(Records from a data collection)

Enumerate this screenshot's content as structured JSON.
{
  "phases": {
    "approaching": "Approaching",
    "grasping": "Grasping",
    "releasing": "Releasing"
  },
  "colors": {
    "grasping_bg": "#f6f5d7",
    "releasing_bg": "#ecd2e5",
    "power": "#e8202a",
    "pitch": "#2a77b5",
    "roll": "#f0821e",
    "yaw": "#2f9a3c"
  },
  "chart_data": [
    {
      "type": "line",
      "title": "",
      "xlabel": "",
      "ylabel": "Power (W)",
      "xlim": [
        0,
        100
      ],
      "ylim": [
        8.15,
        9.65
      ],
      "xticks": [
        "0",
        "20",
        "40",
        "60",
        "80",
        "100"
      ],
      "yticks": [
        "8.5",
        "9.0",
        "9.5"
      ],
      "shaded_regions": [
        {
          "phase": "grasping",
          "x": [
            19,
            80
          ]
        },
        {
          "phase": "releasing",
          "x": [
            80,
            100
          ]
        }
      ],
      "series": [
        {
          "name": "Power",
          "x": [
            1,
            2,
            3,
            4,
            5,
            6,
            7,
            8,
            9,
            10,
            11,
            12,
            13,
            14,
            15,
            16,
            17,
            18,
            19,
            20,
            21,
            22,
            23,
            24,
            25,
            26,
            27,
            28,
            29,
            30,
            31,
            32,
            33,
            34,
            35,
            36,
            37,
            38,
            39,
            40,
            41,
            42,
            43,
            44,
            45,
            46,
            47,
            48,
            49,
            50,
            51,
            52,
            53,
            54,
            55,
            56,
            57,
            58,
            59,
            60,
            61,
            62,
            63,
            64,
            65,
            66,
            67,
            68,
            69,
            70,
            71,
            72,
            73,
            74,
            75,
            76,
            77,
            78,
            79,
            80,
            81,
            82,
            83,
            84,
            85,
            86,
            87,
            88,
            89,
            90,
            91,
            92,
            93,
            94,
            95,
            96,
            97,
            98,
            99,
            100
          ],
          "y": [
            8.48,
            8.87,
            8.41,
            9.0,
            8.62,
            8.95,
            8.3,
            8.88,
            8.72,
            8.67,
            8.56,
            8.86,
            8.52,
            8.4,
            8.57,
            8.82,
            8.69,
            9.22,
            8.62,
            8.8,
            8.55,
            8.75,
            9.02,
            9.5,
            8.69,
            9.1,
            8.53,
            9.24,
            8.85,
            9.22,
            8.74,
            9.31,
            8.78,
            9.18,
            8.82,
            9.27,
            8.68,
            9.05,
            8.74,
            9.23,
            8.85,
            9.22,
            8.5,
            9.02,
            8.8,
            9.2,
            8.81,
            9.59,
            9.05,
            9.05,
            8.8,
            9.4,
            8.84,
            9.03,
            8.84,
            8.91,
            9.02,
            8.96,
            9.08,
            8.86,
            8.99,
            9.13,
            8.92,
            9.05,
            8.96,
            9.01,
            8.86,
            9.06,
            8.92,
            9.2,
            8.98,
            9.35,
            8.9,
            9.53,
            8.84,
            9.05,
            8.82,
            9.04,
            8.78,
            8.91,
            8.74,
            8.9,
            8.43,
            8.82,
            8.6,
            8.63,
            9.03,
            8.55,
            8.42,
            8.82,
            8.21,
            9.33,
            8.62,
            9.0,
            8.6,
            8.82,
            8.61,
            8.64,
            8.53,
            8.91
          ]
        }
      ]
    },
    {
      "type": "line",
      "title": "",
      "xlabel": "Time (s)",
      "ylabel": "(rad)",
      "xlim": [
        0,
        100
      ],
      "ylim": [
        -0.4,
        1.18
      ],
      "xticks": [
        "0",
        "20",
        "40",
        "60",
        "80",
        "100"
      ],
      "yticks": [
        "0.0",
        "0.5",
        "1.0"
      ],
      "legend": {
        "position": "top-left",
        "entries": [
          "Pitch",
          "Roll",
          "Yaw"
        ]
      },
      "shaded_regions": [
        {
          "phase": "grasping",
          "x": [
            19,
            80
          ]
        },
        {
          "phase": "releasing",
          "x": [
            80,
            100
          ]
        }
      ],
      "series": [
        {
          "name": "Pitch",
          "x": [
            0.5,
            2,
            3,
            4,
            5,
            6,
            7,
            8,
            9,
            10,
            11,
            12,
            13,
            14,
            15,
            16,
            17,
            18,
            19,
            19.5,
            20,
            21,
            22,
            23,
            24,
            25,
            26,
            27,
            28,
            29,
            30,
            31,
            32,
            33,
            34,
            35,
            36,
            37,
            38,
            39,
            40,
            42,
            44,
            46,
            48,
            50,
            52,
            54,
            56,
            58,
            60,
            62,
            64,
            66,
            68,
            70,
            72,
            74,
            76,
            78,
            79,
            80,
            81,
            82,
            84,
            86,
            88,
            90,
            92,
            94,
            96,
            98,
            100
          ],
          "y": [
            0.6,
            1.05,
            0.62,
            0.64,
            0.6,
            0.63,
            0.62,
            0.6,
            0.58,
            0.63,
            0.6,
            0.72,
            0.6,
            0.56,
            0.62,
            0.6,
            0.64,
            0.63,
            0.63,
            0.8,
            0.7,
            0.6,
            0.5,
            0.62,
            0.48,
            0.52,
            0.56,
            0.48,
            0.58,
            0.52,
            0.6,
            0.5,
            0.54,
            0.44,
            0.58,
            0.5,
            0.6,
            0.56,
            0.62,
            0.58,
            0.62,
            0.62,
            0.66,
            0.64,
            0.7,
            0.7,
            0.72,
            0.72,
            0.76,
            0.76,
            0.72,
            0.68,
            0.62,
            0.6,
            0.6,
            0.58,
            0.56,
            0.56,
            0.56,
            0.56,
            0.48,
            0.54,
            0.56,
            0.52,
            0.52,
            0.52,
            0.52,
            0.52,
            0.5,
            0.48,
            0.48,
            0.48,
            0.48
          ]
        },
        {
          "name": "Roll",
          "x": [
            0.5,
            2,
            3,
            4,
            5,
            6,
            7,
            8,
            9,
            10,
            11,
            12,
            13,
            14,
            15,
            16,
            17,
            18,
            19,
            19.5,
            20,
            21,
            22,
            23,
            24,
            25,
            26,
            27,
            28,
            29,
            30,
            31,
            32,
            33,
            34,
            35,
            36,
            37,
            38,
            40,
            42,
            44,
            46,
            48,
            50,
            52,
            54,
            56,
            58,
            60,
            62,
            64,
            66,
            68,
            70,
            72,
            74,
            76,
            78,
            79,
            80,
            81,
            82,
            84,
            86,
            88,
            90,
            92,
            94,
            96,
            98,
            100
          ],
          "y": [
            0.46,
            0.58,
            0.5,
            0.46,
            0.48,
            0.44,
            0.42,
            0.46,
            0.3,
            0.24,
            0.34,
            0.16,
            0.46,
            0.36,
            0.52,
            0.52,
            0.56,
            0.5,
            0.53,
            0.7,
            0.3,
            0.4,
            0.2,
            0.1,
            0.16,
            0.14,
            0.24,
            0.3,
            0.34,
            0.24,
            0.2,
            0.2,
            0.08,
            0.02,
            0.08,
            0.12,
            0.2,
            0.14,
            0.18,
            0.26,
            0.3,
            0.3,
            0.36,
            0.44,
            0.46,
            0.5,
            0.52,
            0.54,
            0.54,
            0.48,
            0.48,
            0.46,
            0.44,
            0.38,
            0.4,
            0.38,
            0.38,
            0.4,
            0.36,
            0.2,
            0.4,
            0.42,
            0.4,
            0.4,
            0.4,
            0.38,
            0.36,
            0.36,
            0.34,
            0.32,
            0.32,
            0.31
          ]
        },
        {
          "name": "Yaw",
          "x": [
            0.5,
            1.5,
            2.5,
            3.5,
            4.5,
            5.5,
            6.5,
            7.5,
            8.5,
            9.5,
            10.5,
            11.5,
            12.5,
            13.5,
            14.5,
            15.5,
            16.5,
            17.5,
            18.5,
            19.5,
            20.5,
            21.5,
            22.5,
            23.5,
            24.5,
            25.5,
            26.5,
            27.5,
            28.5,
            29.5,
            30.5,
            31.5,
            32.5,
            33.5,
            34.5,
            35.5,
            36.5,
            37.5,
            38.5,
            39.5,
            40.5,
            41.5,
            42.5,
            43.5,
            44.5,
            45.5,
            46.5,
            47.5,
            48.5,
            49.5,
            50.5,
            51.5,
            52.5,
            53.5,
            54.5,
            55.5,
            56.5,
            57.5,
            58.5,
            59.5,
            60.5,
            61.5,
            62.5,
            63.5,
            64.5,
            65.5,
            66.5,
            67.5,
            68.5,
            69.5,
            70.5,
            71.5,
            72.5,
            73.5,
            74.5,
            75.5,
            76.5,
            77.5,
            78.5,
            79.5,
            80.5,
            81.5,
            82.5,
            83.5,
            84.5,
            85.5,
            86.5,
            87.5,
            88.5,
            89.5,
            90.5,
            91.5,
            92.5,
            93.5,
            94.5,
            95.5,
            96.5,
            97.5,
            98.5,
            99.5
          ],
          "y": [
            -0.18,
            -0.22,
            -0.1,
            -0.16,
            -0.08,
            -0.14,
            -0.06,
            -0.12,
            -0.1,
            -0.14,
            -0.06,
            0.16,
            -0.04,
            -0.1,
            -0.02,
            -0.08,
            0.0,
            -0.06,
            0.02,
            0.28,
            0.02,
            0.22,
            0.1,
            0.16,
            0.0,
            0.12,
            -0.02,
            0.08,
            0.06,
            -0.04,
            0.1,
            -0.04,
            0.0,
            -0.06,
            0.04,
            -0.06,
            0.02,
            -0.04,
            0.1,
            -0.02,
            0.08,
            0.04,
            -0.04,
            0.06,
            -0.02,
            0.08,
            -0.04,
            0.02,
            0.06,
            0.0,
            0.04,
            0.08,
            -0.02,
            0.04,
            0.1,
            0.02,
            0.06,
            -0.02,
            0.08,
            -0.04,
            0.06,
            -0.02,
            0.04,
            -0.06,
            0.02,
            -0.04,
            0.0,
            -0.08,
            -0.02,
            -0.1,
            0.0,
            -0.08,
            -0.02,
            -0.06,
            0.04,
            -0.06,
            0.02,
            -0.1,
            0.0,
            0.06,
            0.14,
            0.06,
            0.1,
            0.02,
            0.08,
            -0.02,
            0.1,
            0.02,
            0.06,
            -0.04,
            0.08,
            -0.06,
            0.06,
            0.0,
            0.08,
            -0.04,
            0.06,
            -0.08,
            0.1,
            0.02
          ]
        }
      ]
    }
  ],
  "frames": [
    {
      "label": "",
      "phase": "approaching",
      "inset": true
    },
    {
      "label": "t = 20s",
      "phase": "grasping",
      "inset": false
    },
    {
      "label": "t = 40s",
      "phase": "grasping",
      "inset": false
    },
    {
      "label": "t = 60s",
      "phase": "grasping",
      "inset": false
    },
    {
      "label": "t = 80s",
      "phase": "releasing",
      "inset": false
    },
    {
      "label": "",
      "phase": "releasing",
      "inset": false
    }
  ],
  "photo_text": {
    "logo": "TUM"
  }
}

**Work to be completed**
Count how many lines include the string "name". Nothing but the number is needed.

**Exercise answer**
4